## EXERCISE DESCRIPTION
Omit the pictures and return every entry exactly as written.

## start DATASET CONTENT

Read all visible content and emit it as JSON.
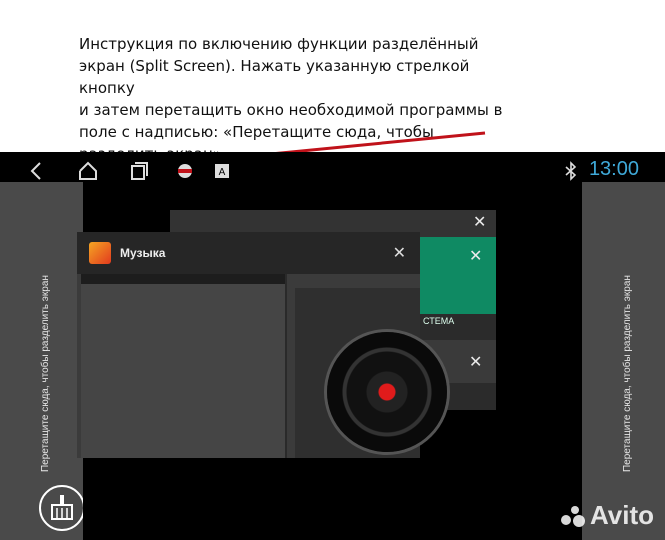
{
  "instruction": {
    "lines": [
      "Инструкция по включению функции разделённый",
      "экран (Split Screen). Нажать указанную стрелкой кнопку",
      "и затем перетащить окно необходимой программы в",
      "поле с надписью: «Перетащите сюда, чтобы",
      "разделить экран»"
    ]
  },
  "statusbar": {
    "time": "13:00",
    "icons": [
      "back-icon",
      "home-icon",
      "recents-icon",
      "app-icon",
      "keyboard-icon",
      "bluetooth-icon"
    ]
  },
  "split": {
    "left_hint": "Перетащите сюда, чтобы разделить экран",
    "right_hint": "Перетащите сюда, чтобы разделить экран"
  },
  "recents": {
    "music_title": "Музыка",
    "system_label": "СТЕМА",
    "close_glyph": "✕"
  },
  "watermark": "Avito",
  "colors": {
    "accent_time": "#3fa9d8",
    "arrow": "#c0121a",
    "green_card": "#0f8a63"
  }
}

## end DATASET CONTENT

## EXERCISE ANSWER
Read all visible content and emit it as JSON.
{
  "instruction": {
    "lines": [
      "Инструкция по включению функции разделённый",
      "экран (Split Screen). Нажать указанную стрелкой кнопку",
      "и затем перетащить окно необходимой программы в",
      "поле с надписью: «Перетащите сюда, чтобы",
      "разделить экран»"
    ]
  },
  "statusbar": {
    "time": "13:00",
    "icons": [
      "back-icon",
      "home-icon",
      "recents-icon",
      "app-icon",
      "keyboard-icon",
      "bluetooth-icon"
    ]
  },
  "split": {
    "left_hint": "Перетащите сюда, чтобы разделить экран",
    "right_hint": "Перетащите сюда, чтобы разделить экран"
  },
  "recents": {
    "music_title": "Музыка",
    "system_label": "СТЕМА",
    "close_glyph": "✕"
  },
  "watermark": "Avito",
  "colors": {
    "accent_time": "#3fa9d8",
    "arrow": "#c0121a",
    "green_card": "#0f8a63"
  }
}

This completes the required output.